--- Provided passage ---

Hostess CupCakes were produced and distributed by Hostess Brands. The basic Hostess CupCake is a chocolate cupcake with chocolate icing and vanilla creme filling (Marshmallow Fluff flavor), with distinctive squiggles across the top. Hostess claims that it was the first commercially produced cupcake. Maybe. I grew up with TastyCake cakes and pies, and the Chocolate Cupcakes were my favorites. TastyCake makes the same claim about first produced.

From Wikipedia:
The Hostess CupCake was first sold on May 11, 1919. According to author Andrew F. Smith, it was the first commercially produced cupcake, originally produced by the Taggart Bakery as the Chocolate Cup Cake. Hostess has also claimed that it was "the first snack cake ever introduced to the market. In 2004, rival Tastykake disputed this claim, claiming that Tastykake introduced the first snack cake.
Originally, two cupcakes were sold for five cents. Until 1950, the Hostess CupCake did not have any filling or the white squiggly line across the top.
In 1947, D.R. "Doc" Rice, who started his career at Hostess in 1938 with a job that entailed dumping baked cakes on a table, was given the task of developing the Hostess CupCake further. These developments culminated in an updated cupcake in 1950. A white line consisting of squiggles was added to the top in order to distinguish the Hostess CupCake from other brands. The vanilla creme filling was also added. Rice got the idea for using a creme filling when a new machine for injecting filling into Hostess Twinkies became available. Improvements were also made to the cake mix and the chocolate icing in 1950.

--- Extracted information ---

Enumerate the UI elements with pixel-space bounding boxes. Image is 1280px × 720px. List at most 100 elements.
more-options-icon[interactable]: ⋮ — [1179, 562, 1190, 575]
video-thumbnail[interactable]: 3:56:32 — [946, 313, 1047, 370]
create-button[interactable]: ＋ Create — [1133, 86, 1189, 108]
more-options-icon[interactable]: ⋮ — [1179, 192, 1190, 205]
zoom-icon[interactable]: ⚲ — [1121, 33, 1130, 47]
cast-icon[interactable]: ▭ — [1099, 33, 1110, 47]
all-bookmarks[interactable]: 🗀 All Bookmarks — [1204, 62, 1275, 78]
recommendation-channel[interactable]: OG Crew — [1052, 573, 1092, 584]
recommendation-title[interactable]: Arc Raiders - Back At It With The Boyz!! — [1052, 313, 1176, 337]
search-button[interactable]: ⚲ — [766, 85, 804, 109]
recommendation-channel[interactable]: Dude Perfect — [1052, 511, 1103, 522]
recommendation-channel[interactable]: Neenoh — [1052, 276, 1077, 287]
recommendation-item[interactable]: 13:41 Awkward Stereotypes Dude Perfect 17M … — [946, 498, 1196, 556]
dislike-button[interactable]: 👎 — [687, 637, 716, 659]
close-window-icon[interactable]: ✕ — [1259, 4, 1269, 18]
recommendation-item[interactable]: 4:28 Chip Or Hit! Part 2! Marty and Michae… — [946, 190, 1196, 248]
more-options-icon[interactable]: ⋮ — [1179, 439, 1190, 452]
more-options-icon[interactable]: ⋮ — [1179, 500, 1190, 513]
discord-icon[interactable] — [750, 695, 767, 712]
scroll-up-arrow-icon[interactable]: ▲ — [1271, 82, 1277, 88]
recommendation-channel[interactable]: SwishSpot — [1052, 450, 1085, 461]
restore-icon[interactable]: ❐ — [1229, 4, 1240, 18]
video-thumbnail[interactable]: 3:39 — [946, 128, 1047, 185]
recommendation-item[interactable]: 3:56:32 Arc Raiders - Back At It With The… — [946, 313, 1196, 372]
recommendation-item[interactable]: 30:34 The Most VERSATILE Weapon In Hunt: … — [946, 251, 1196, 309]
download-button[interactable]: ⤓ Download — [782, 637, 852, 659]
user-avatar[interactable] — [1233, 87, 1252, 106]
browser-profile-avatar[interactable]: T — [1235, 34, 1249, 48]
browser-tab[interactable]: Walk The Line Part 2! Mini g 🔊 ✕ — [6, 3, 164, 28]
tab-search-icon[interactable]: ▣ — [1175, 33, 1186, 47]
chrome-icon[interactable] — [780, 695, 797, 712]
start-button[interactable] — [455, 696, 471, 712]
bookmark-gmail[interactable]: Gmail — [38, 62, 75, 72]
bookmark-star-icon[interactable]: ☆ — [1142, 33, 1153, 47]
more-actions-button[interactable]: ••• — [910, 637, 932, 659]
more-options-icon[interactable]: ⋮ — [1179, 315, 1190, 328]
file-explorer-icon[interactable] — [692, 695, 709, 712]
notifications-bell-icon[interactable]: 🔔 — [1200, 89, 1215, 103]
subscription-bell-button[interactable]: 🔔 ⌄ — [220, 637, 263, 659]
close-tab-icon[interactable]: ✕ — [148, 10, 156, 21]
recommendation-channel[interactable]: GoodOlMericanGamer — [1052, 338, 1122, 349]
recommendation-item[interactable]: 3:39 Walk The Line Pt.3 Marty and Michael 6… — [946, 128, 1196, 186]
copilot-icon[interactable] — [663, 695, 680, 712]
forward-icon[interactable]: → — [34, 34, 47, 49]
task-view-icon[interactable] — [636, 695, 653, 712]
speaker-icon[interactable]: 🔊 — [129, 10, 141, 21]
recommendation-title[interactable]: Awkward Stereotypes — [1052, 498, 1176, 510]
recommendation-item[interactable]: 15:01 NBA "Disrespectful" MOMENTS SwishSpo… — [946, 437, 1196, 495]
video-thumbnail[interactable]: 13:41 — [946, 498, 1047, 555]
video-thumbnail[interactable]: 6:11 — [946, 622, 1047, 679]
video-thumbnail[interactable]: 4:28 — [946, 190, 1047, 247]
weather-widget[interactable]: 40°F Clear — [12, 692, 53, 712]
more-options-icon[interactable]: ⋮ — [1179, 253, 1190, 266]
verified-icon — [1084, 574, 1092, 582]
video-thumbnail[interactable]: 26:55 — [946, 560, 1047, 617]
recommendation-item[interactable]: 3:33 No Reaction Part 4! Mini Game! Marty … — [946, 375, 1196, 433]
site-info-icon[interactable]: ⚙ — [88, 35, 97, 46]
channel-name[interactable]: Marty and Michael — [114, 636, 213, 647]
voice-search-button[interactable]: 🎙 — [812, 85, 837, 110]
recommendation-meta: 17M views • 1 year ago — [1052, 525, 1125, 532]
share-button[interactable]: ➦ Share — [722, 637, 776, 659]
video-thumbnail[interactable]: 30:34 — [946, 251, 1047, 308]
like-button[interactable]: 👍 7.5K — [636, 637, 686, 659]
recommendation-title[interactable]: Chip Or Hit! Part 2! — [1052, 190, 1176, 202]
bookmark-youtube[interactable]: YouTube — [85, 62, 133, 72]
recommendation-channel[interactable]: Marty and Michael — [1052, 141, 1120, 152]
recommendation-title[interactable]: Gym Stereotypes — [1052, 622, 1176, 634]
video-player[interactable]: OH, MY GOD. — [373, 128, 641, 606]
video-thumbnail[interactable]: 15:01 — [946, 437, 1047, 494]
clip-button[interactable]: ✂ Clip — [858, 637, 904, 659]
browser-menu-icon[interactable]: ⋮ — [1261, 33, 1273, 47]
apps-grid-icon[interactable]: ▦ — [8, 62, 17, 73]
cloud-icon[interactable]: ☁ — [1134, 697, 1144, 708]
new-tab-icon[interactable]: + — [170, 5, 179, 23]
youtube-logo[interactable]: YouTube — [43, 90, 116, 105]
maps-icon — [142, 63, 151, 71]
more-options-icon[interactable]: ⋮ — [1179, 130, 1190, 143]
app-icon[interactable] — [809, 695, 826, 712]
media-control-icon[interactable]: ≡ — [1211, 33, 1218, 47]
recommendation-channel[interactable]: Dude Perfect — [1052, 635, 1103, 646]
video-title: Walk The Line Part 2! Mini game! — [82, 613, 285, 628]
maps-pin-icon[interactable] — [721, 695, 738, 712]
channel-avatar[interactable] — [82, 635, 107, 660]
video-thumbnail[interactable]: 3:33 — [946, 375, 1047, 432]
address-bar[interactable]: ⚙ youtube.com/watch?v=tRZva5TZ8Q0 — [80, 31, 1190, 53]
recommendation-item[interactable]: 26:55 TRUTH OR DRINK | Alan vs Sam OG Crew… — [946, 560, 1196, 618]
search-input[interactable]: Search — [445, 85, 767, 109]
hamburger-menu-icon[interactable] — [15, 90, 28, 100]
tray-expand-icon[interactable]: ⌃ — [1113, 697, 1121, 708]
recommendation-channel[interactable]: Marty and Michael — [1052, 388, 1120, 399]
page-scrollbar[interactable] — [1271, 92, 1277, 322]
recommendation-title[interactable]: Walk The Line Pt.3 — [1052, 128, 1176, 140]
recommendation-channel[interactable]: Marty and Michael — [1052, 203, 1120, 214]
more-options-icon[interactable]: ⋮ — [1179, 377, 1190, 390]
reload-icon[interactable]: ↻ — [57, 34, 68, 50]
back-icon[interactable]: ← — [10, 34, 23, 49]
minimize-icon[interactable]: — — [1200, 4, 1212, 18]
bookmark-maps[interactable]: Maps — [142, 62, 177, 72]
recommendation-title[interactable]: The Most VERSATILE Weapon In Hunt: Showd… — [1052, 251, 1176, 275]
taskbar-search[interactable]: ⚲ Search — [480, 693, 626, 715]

---

▶ _Prompt 1_
According to the Hostess CupCake passage, on what date was the Hostess CupCake first sold?
▶ _Prompt 2_
List every year mentioned in the Hostess CupCake passage, in order of first appearance.
None of these items are needed.

▶ _Written answer 1_
May 11, 1919

▶ _Written answer 2_
1919, 2004, 1950, 1947, 1938